_Extracted entries_

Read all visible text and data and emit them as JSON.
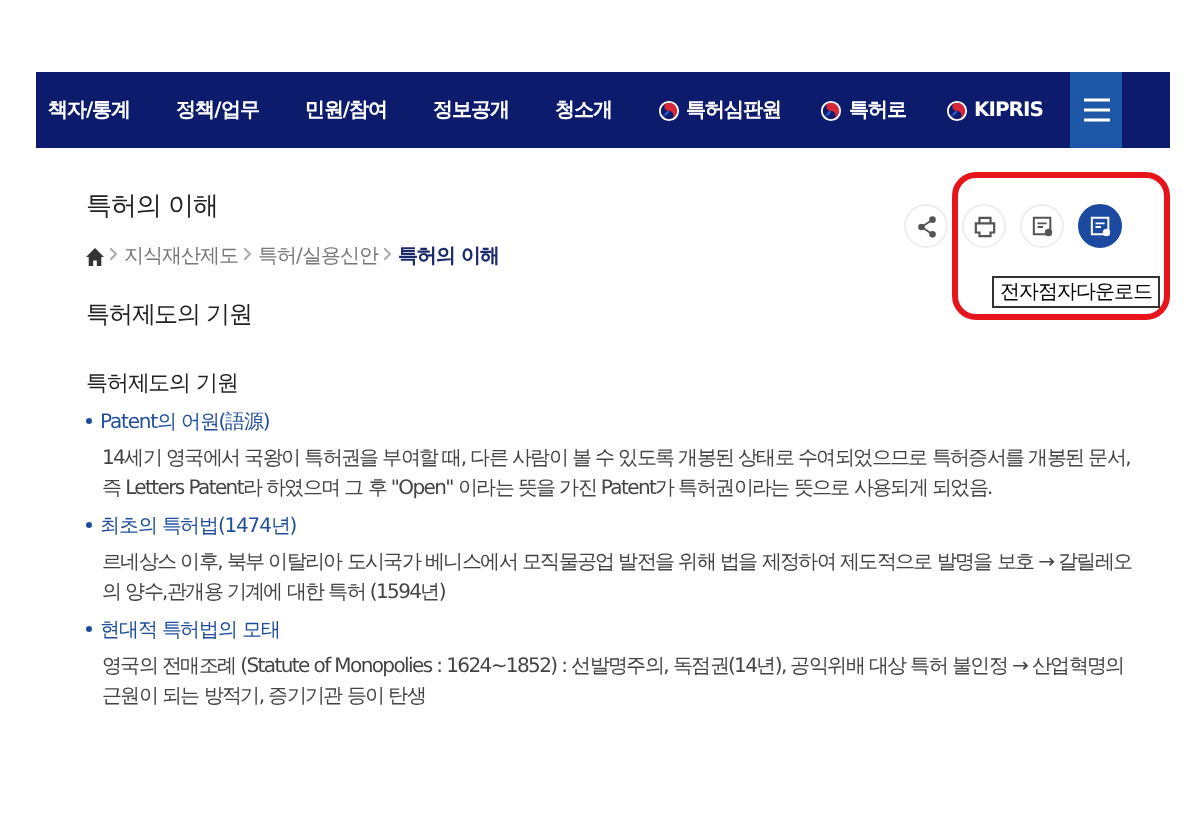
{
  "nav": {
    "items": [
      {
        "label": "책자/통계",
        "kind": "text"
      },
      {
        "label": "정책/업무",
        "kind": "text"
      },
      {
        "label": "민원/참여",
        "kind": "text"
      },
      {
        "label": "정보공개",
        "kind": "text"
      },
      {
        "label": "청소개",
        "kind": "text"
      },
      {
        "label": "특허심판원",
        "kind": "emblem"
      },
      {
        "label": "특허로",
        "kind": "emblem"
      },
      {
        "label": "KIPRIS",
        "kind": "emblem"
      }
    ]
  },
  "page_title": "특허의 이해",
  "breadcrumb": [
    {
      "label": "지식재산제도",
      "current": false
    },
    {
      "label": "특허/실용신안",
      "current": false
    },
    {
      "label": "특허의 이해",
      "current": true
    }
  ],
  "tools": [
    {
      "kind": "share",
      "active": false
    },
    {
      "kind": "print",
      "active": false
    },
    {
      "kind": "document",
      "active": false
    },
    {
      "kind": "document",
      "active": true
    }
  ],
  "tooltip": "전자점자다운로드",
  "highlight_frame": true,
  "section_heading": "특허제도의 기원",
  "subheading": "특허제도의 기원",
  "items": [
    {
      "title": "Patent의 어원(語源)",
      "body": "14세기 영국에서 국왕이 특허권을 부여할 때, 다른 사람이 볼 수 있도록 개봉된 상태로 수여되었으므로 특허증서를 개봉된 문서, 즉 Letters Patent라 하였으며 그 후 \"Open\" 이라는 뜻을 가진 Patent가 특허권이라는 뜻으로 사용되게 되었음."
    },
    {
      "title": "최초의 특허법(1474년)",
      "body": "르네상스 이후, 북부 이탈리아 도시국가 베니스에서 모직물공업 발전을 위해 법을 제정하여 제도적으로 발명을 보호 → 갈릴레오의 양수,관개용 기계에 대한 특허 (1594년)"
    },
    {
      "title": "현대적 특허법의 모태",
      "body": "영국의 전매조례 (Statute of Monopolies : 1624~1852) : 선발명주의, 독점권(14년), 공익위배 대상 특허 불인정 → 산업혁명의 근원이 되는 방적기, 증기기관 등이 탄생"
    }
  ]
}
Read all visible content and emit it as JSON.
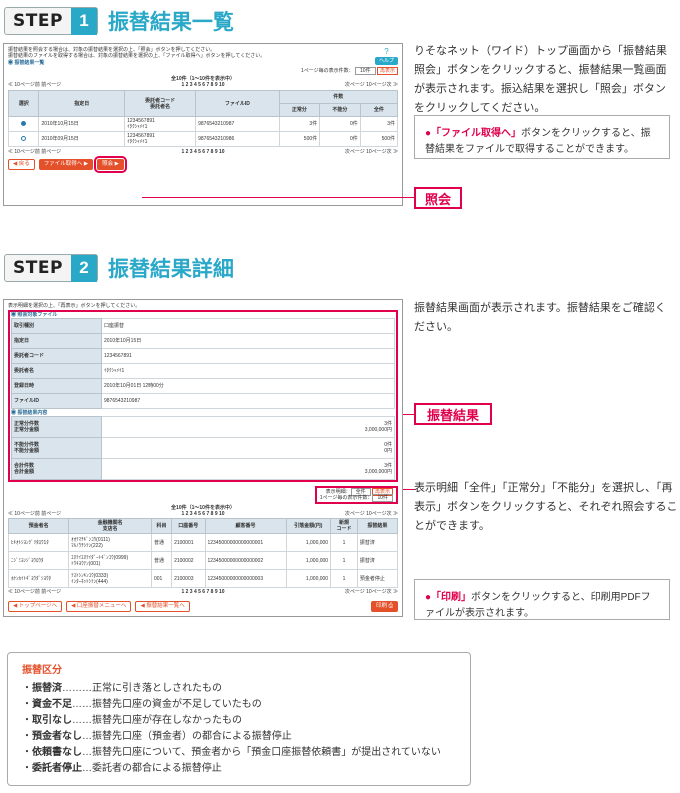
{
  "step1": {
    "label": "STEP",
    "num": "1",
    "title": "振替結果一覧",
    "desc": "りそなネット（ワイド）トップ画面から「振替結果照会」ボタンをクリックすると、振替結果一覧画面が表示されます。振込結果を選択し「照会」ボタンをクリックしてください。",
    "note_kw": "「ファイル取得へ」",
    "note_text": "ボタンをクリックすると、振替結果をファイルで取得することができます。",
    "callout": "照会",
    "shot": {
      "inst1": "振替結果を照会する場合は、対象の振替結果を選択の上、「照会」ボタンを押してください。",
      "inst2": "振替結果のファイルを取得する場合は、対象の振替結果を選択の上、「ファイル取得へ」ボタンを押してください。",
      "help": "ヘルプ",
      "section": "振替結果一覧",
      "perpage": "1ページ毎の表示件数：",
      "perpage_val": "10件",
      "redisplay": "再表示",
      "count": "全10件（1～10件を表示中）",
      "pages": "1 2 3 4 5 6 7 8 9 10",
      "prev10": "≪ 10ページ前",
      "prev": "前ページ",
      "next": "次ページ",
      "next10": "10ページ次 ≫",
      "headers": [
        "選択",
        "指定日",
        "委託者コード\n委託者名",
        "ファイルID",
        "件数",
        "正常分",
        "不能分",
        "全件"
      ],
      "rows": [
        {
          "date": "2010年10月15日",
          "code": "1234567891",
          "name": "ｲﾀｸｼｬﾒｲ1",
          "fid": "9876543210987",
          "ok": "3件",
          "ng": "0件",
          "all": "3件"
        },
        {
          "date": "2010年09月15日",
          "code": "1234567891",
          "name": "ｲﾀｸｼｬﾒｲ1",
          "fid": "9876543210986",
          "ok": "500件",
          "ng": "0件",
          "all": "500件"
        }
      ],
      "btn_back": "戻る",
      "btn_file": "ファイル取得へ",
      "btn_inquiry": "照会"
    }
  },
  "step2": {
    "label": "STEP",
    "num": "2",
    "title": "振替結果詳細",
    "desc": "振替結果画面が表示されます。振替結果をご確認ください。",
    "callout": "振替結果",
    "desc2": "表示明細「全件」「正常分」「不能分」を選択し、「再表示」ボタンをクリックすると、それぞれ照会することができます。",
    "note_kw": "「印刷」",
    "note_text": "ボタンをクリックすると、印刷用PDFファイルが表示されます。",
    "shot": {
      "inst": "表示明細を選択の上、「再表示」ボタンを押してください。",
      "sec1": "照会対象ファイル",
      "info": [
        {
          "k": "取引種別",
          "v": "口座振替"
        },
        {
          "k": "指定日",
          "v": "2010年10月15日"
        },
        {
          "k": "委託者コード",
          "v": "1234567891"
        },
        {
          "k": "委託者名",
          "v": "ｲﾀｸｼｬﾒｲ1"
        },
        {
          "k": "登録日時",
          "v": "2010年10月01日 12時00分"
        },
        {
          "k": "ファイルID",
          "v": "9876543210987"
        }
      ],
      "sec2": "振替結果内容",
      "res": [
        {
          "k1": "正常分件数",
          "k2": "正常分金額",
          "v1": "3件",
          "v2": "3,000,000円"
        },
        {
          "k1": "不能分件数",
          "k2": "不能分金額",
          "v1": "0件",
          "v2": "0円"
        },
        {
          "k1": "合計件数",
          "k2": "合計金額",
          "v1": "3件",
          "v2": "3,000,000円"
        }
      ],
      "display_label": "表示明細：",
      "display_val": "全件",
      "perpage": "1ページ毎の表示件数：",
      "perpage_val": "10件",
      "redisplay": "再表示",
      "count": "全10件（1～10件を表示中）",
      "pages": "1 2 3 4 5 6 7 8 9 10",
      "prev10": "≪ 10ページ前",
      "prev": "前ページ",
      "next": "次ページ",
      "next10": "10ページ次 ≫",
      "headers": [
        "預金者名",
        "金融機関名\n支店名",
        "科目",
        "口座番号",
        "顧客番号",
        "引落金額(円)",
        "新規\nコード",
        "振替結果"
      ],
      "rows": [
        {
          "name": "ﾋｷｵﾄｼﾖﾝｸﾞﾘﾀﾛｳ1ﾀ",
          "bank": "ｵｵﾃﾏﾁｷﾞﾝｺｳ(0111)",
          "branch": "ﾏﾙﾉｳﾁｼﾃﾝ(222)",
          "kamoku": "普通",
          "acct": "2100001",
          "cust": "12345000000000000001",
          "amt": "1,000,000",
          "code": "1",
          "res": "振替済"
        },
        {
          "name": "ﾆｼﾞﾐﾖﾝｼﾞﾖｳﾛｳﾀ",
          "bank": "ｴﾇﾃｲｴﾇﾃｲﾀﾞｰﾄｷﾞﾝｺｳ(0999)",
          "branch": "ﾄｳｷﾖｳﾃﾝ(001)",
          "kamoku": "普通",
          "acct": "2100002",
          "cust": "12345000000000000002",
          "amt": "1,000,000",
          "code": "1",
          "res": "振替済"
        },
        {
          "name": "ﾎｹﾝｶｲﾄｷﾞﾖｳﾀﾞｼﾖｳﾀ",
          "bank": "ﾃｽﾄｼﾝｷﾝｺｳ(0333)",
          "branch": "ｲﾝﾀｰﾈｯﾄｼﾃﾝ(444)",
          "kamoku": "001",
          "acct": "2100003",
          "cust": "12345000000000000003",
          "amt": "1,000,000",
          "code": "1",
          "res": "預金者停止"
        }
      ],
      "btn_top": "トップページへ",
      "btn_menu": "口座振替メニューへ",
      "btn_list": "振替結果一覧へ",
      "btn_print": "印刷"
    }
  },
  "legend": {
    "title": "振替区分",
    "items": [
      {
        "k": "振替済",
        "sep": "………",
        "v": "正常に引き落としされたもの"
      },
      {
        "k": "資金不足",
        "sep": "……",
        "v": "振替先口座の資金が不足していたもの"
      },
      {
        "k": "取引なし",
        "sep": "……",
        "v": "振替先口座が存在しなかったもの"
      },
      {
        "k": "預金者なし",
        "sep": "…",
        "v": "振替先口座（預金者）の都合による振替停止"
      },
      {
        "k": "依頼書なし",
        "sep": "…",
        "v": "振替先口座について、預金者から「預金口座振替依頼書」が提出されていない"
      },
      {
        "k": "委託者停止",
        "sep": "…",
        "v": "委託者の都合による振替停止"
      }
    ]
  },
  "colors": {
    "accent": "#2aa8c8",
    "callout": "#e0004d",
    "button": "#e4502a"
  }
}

* * *

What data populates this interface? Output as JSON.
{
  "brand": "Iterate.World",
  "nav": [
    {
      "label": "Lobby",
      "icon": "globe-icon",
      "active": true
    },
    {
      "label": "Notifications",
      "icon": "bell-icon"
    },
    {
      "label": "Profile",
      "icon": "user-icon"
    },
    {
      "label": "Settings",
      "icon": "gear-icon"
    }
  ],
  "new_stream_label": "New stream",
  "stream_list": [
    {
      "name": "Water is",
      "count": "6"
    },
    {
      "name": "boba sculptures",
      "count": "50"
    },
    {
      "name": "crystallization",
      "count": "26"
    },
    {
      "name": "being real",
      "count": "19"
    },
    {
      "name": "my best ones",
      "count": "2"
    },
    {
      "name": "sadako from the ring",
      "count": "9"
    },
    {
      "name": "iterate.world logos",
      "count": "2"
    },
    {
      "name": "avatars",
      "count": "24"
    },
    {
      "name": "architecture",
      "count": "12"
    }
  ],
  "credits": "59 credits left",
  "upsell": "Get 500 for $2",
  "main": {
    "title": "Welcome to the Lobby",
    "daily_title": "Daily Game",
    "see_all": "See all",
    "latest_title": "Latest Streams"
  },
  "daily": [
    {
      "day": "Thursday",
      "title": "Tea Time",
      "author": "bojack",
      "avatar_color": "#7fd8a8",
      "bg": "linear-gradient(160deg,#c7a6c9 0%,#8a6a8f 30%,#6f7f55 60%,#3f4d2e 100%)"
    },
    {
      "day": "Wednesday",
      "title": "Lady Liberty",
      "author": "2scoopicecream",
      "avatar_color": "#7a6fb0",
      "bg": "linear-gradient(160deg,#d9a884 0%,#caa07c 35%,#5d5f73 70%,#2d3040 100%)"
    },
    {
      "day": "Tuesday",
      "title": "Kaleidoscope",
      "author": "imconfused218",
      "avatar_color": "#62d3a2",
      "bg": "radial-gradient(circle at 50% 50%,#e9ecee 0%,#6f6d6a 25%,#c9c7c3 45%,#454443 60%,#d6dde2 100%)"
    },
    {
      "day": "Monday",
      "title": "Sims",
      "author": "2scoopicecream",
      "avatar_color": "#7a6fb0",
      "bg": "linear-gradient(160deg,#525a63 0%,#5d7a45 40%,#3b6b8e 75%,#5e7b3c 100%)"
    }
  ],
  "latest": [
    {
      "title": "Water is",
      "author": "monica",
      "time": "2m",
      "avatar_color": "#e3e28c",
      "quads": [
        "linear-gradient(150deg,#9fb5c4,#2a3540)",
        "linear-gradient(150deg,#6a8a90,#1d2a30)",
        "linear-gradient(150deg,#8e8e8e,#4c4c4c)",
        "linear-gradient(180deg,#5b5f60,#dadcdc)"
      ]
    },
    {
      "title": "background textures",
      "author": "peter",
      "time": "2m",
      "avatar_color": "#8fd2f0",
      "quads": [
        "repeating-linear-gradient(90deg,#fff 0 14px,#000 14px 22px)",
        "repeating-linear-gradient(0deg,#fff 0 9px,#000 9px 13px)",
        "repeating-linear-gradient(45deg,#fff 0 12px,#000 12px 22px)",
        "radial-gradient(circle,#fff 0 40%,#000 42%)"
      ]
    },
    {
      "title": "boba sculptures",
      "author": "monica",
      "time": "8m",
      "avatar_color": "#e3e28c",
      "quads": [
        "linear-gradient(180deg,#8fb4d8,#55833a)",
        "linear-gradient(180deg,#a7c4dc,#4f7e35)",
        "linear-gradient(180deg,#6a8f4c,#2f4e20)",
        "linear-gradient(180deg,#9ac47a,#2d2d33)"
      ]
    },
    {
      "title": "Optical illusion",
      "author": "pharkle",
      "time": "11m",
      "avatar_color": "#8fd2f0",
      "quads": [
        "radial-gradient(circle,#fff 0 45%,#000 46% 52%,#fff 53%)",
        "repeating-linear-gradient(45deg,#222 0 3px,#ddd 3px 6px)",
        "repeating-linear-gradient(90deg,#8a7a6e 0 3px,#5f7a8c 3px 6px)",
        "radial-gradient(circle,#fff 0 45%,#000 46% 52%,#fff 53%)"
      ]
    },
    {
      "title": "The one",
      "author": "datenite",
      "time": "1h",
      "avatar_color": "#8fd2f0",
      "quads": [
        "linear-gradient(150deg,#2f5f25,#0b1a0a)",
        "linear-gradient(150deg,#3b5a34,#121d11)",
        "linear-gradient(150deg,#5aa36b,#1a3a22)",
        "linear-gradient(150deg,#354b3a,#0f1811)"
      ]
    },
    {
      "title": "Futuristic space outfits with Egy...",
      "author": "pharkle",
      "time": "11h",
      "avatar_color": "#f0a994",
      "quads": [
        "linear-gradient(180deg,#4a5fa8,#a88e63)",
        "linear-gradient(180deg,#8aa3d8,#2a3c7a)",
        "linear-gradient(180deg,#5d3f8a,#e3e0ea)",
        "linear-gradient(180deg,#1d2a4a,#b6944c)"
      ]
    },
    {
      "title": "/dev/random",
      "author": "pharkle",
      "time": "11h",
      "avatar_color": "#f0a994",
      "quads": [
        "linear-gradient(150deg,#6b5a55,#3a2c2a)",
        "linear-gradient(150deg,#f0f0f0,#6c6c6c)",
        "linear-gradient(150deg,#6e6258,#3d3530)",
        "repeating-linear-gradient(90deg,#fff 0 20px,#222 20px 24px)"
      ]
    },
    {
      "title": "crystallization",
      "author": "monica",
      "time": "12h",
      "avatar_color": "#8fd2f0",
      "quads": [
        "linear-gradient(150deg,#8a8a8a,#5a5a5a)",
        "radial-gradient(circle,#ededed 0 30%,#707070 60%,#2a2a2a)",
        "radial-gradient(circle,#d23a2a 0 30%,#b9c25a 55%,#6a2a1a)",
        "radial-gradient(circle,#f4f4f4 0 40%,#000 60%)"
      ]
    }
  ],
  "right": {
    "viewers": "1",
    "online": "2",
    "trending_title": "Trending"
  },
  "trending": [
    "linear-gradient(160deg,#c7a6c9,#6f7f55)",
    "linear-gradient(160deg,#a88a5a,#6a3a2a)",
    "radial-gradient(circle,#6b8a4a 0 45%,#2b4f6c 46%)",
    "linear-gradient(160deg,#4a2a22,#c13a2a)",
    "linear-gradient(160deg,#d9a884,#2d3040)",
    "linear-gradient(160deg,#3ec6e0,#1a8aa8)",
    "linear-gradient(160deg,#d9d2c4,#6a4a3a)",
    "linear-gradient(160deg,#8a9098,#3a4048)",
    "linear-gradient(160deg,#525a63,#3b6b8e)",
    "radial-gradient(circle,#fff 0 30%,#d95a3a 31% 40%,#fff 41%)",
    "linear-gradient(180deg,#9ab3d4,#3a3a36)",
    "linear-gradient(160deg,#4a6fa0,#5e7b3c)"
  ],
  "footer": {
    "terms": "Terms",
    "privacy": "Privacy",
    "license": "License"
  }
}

==

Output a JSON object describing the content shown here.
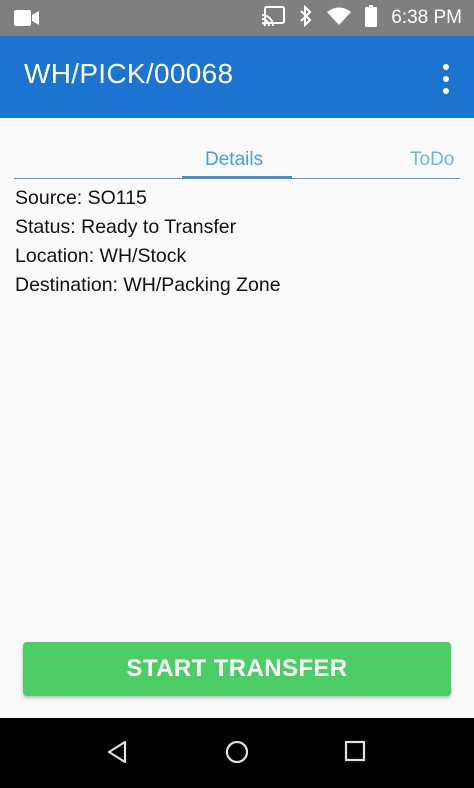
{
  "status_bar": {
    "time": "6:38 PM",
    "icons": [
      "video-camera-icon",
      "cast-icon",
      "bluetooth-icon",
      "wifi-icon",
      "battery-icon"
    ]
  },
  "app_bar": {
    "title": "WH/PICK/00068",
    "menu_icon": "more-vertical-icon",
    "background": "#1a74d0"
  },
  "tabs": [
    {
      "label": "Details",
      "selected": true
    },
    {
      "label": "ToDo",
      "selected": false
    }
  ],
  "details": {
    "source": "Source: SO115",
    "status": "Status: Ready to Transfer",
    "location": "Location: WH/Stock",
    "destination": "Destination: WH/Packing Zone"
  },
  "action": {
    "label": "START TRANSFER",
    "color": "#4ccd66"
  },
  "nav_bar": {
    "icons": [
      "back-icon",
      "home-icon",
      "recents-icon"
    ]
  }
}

_Work to do_
State the count of lines that contain the string "background". Nothing else is needed.

_Exercise answer_
2